| EXERCISE OBJECTIVE |
In the entries below, find the lines with the word "sorted" and copy them.

| RECORDS SUPPLIED |
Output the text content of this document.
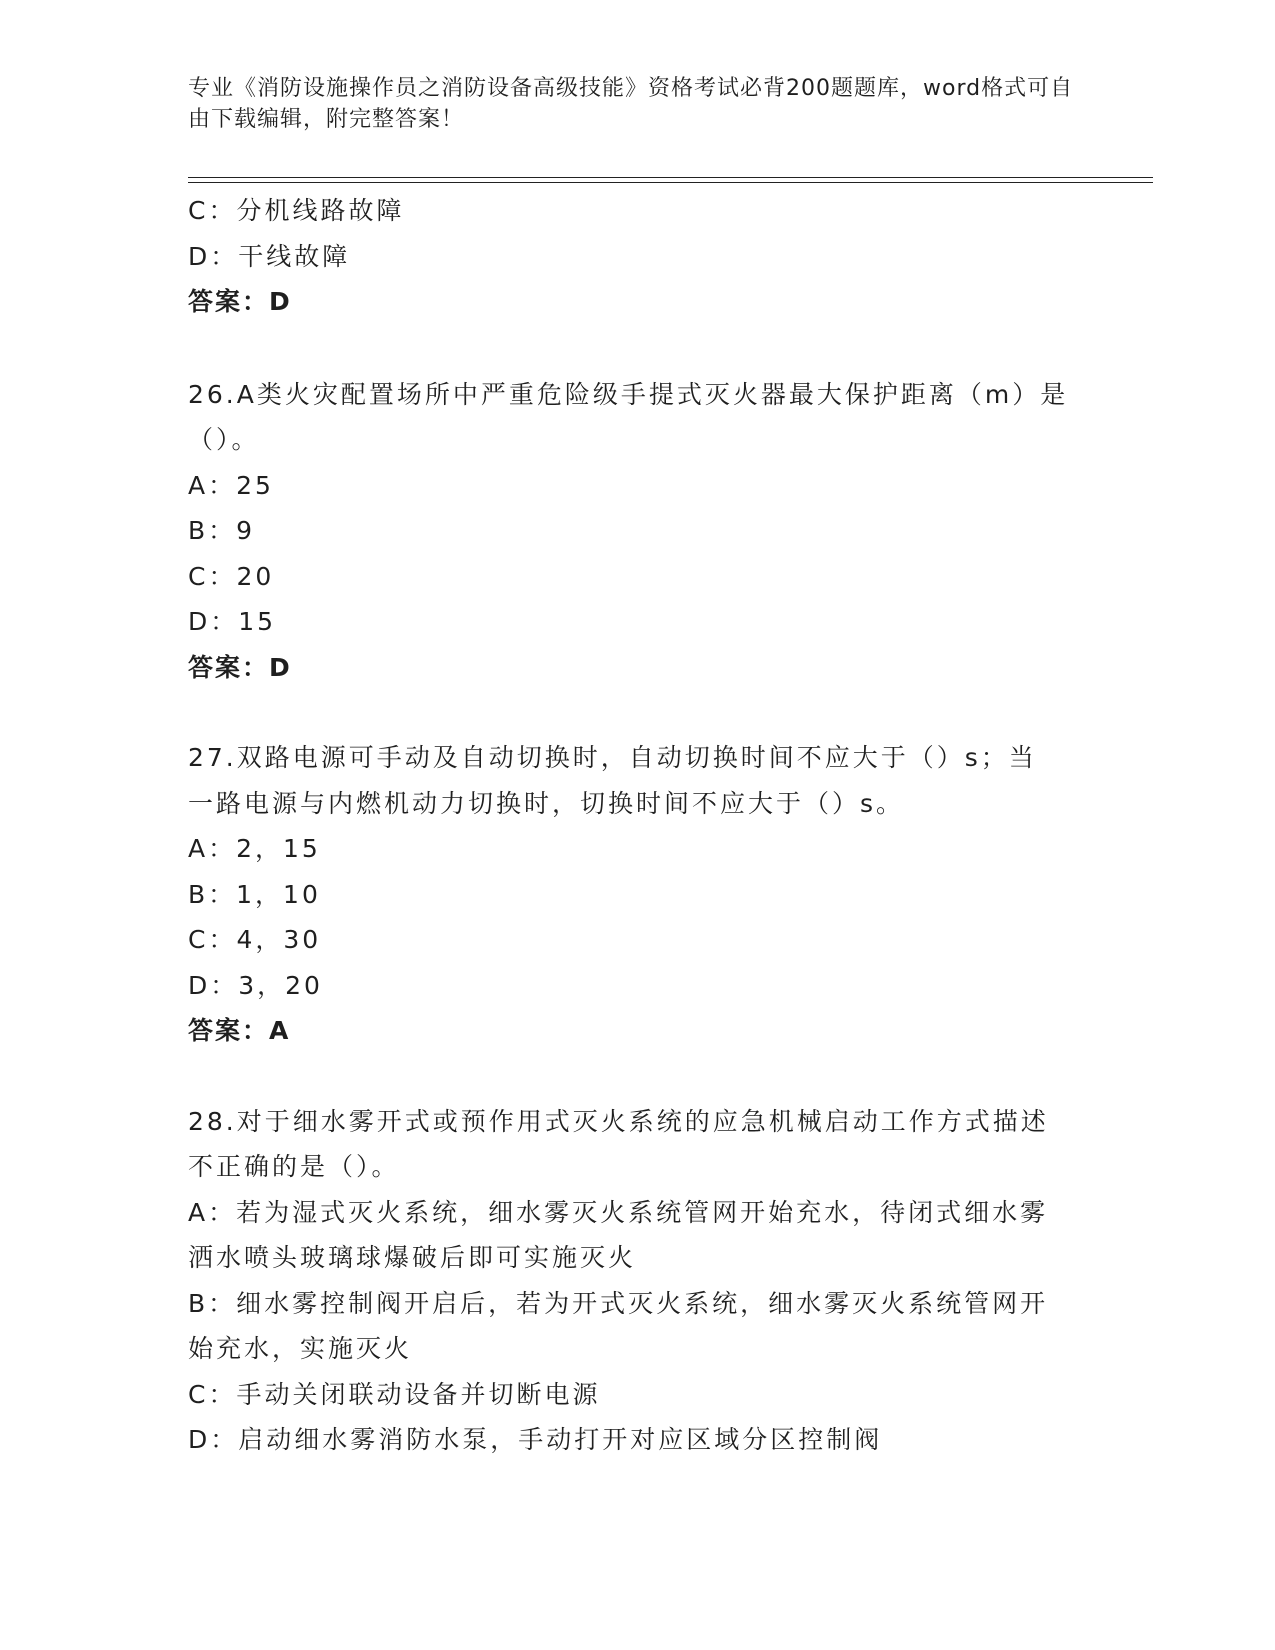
专业《消防设施操作员之消防设备高级技能》资格考试必背200题题库，word格式可自由下载编辑，附完整答案！
C：分机线路故障
D：干线故障
答案：D
26.A类火灾配置场所中严重危险级手提式灭火器最大保护距离（m）是
（）。
A：25
B：9
C：20
D：15
答案：D
27.双路电源可手动及自动切换时，自动切换时间不应大于（）s；当
一路电源与内燃机动力切换时，切换时间不应大于（）s。
A：2，15
B：1，10
C：4，30
D：3，20
答案：A
28.对于细水雾开式或预作用式灭火系统的应急机械启动工作方式描述
不正确的是（）。
A：若为湿式灭火系统，细水雾灭火系统管网开始充水，待闭式细水雾
洒水喷头玻璃球爆破后即可实施灭火
B：细水雾控制阀开启后，若为开式灭火系统，细水雾灭火系统管网开
始充水，实施灭火
C：手动关闭联动设备并切断电源
D：启动细水雾消防水泵，手动打开对应区域分区控制阀
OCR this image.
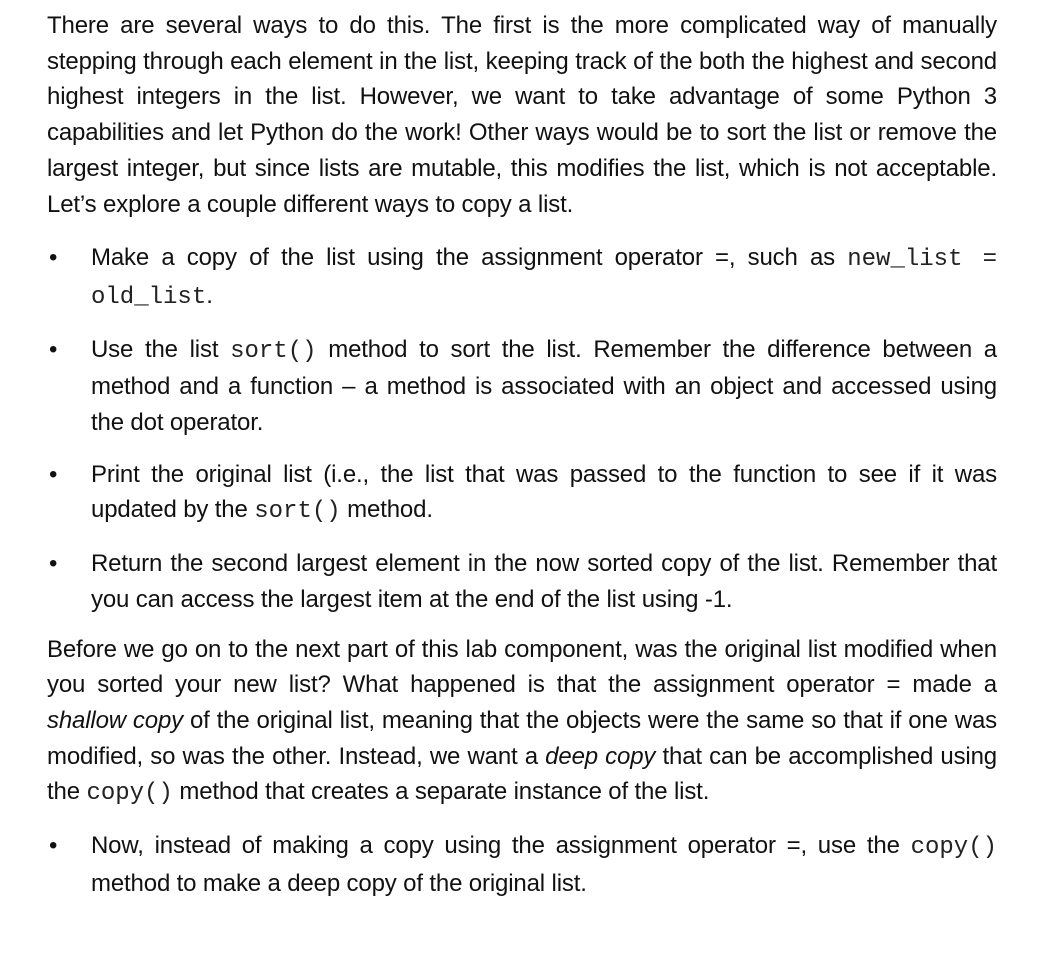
There are several ways to do this. The first is the more complicated way of manually stepping through each element in the list, keeping track of the both the highest and second highest integers in the list. However, we want to take advantage of some Python 3 capabilities and let Python do the work! Other ways would be to sort the list or remove the largest integer, but since lists are mutable, this modifies the list, which is not acceptable. Let’s explore a couple different ways to copy a list.

• Make a copy of the list using the assignment operator =, such as new_list = old_list.
• Use the list sort() method to sort the list. Remember the difference between a method and a function – a method is associated with an object and accessed using the dot operator.
• Print the original list (i.e., the list that was passed to the function to see if it was updated by the sort() method.
• Return the second largest element in the now sorted copy of the list. Remember that you can access the largest item at the end of the list using -1.

Before we go on to the next part of this lab component, was the original list modified when you sorted your new list? What happened is that the assignment operator = made a shallow copy of the original list, meaning that the objects were the same so that if one was modified, so was the other. Instead, we want a deep copy that can be accomplished using the copy() method that creates a separate instance of the list.

• Now, instead of making a copy using the assignment operator =, use the copy() method to make a deep copy of the original list.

| RESPONSE |
• Return the second largest element in the now sorted copy of the list. Remember that you can access the largest item at the end of the list using -1.
Before we go on to the next part of this lab component, was the original list modified when you sorted your new list? What happened is that the assignment operator = made a shallow copy of the original list, meaning that the objects were the same so that if one was modified, so was the other. Instead, we want a deep copy that can be accomplished using the copy() method that creates a separate instance of the list.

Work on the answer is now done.